TASK DETAILS:
Extract exactly and only the lines of the data below, starting at the line with "Extract all readable text from this page." and stopping after the final line.

--- EXTRACTED RECORDS ---

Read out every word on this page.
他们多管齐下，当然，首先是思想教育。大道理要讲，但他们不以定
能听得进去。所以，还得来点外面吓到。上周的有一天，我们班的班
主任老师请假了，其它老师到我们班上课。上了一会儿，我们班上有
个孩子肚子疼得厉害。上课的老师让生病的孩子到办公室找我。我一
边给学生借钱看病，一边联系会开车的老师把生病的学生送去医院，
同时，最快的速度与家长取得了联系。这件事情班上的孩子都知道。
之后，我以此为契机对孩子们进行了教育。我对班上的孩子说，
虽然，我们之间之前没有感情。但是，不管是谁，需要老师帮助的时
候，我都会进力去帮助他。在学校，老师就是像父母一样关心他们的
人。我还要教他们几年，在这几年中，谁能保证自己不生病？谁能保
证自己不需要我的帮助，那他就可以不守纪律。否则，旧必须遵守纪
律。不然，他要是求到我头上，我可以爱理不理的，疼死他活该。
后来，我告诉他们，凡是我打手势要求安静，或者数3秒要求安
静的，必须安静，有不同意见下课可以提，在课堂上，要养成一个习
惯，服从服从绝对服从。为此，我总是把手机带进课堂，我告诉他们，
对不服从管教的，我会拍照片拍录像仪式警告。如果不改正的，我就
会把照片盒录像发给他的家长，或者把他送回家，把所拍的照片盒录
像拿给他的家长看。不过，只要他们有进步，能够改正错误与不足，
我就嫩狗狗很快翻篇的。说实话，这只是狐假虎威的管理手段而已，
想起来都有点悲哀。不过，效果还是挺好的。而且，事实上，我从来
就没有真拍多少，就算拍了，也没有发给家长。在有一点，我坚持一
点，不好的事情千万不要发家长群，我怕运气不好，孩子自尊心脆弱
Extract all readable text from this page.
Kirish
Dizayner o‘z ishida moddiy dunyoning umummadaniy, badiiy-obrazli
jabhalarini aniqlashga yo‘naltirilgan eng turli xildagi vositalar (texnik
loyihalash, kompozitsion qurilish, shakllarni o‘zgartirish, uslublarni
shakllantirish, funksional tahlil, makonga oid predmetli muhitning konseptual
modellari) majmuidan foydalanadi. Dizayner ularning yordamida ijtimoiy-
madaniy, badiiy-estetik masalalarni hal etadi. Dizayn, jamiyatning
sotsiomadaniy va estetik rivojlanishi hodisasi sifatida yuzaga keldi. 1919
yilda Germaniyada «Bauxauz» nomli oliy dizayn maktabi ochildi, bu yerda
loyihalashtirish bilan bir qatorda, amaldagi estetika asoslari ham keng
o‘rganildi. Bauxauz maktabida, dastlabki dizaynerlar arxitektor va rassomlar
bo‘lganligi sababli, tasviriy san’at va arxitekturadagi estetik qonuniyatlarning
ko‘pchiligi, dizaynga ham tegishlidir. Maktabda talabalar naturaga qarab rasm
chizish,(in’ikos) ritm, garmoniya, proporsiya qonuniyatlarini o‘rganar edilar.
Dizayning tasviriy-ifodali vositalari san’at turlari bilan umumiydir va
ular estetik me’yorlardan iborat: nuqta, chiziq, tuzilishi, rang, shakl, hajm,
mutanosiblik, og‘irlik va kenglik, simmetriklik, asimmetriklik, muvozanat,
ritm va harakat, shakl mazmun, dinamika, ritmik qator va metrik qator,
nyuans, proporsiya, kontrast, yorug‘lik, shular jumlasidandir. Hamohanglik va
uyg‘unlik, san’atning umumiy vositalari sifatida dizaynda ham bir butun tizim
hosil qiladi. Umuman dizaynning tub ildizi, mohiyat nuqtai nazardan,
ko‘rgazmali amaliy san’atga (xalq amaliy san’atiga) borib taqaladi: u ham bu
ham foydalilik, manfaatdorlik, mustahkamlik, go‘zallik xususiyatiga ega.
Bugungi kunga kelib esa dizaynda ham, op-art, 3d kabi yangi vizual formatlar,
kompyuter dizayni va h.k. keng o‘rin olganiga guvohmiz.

---

OUTPUT OF THE EXERCISE:
Extract all readable text from this page.
Kirish
Dizayner o‘z ishida moddiy dunyoning umummadaniy, badiiy-obrazli
jabhalarini aniqlashga yo‘naltirilgan eng turli xildagi vositalar (texnik
loyihalash, kompozitsion qurilish, shakllarni o‘zgartirish, uslublarni
shakllantirish, funksional tahlil, makonga oid predmetli muhitning konseptual
modellari) majmuidan foydalanadi. Dizayner ularning yordamida ijtimoiy-
madaniy, badiiy-estetik masalalarni hal etadi. Dizayn, jamiyatning
sotsiomadaniy va estetik rivojlanishi hodisasi sifatida yuzaga keldi. 1919
yilda Germaniyada «Bauxauz» nomli oliy dizayn maktabi ochildi, bu yerda
loyihalashtirish bilan bir qatorda, amaldagi estetika asoslari ham keng
o‘rganildi. Bauxauz maktabida, dastlabki dizaynerlar arxitektor va rassomlar
bo‘lganligi sababli, tasviriy san’at va arxitekturadagi estetik qonuniyatlarning
ko‘pchiligi, dizaynga ham tegishlidir. Maktabda talabalar naturaga qarab rasm
chizish,(in’ikos) ritm, garmoniya, proporsiya qonuniyatlarini o‘rganar edilar.
Dizayning tasviriy-ifodali vositalari san’at turlari bilan umumiydir va
ular estetik me’yorlardan iborat: nuqta, chiziq, tuzilishi, rang, shakl, hajm,
mutanosiblik, og‘irlik va kenglik, simmetriklik, asimmetriklik, muvozanat,
ritm va harakat, shakl mazmun, dinamika, ritmik qator va metrik qator,
nyuans, proporsiya, kontrast, yorug‘lik, shular jumlasidandir. Hamohanglik va
uyg‘unlik, san’atning umumiy vositalari sifatida dizaynda ham bir butun tizim
hosil qiladi. Umuman dizaynning tub ildizi, mohiyat nuqtai nazardan,
ko‘rgazmali amaliy san’atga (xalq amaliy san’atiga) borib taqaladi: u ham bu
ham foydalilik, manfaatdorlik, mustahkamlik, go‘zallik xususiyatiga ega.
Bugungi kunga kelib esa dizaynda ham, op-art, 3d kabi yangi vizual formatlar,
kompyuter dizayni va h.k. keng o‘rin olganiga guvohmiz.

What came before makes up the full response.